(Rows from a dataset)

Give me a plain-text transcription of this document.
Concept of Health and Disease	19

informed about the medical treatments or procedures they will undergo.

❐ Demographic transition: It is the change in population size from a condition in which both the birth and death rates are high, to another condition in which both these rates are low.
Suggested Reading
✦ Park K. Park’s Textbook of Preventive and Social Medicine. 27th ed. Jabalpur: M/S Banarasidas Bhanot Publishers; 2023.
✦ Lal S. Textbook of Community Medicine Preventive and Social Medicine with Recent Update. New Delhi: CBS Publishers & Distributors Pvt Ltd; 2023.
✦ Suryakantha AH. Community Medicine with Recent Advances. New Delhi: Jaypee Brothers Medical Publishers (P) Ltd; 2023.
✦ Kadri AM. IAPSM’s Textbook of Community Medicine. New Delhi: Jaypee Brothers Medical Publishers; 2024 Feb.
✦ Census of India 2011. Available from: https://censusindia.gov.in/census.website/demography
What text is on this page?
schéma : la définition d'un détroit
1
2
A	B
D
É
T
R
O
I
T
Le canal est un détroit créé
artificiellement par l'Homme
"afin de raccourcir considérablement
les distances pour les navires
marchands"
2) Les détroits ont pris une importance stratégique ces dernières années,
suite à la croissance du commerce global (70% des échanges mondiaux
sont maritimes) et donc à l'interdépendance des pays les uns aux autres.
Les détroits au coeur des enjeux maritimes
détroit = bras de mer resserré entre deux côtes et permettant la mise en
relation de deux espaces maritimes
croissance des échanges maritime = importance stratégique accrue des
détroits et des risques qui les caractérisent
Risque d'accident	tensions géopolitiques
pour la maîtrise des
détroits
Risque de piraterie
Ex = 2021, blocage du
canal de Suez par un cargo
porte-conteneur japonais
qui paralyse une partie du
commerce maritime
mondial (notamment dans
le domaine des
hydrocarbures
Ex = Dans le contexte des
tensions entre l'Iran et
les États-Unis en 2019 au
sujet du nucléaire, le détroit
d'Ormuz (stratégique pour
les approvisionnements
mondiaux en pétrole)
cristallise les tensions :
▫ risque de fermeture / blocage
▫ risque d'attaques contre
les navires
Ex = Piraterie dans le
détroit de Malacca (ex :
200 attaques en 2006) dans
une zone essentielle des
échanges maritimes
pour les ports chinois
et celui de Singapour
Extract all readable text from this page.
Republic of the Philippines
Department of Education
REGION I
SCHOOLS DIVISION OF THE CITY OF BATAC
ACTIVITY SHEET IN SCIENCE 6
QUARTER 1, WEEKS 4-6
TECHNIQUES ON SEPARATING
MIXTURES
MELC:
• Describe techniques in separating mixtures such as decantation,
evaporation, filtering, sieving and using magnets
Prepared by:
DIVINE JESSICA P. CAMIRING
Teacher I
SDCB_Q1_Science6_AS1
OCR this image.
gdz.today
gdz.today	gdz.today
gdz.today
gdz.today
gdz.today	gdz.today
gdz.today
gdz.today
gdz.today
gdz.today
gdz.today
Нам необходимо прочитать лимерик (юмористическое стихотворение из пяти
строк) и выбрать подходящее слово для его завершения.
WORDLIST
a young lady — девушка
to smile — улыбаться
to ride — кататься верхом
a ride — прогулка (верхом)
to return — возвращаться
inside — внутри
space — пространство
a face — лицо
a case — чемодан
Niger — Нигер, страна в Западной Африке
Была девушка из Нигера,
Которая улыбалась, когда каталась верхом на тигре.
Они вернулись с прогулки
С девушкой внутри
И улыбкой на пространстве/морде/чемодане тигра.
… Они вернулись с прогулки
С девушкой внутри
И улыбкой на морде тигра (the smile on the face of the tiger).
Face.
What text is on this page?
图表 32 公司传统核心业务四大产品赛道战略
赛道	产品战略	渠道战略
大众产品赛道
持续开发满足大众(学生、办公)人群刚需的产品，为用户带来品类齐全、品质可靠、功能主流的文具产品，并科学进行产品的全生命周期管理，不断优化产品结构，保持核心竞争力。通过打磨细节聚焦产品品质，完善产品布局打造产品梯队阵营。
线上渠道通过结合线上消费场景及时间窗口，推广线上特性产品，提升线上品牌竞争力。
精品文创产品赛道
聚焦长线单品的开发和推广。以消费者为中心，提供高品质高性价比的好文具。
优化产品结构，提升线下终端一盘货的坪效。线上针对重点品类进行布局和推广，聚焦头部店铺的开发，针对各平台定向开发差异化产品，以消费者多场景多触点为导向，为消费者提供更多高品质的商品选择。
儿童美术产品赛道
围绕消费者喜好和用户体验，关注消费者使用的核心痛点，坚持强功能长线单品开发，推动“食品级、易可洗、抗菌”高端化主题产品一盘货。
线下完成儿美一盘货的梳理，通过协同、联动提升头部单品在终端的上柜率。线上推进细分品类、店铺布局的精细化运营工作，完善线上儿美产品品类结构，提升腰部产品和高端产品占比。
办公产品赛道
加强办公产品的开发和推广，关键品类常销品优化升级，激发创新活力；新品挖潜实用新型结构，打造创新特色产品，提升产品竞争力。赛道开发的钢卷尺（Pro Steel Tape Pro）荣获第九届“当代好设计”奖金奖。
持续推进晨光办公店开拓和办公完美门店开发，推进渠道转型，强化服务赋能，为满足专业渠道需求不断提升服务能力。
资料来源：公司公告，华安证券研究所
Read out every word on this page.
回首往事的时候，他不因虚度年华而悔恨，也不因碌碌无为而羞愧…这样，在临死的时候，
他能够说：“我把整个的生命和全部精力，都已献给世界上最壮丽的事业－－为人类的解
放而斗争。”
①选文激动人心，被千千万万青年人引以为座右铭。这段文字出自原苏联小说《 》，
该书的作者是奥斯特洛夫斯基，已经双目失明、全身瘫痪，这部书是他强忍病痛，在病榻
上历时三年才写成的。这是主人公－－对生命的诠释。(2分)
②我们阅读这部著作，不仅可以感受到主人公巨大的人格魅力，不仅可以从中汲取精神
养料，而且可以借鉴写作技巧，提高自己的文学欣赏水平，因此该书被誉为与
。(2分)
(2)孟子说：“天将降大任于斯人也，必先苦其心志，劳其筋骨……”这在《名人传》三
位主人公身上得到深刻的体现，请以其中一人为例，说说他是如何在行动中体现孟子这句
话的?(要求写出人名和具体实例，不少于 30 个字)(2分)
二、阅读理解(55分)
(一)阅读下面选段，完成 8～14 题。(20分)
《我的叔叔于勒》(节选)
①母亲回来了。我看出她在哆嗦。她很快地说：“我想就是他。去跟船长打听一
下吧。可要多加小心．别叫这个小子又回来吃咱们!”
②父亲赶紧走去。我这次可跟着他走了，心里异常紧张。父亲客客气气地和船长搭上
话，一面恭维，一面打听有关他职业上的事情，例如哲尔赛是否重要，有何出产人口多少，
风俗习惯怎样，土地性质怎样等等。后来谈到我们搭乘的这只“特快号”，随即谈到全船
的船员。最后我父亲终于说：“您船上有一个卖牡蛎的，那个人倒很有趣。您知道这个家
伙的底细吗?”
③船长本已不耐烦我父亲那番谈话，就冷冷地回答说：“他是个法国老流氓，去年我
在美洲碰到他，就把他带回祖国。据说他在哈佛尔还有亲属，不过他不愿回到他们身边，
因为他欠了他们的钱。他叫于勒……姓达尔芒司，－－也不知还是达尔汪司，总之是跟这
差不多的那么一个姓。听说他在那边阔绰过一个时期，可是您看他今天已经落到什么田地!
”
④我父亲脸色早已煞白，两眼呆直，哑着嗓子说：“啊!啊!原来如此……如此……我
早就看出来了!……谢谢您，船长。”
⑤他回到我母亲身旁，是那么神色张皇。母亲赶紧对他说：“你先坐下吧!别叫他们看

• _Exercise brief_
Find the word "tensions" in the entries, and copy every line it shows up in.

• _Exercise response_
Risque d'accident	tensions géopolitiques
tensions entre l'Iran et
cristallise les tensions :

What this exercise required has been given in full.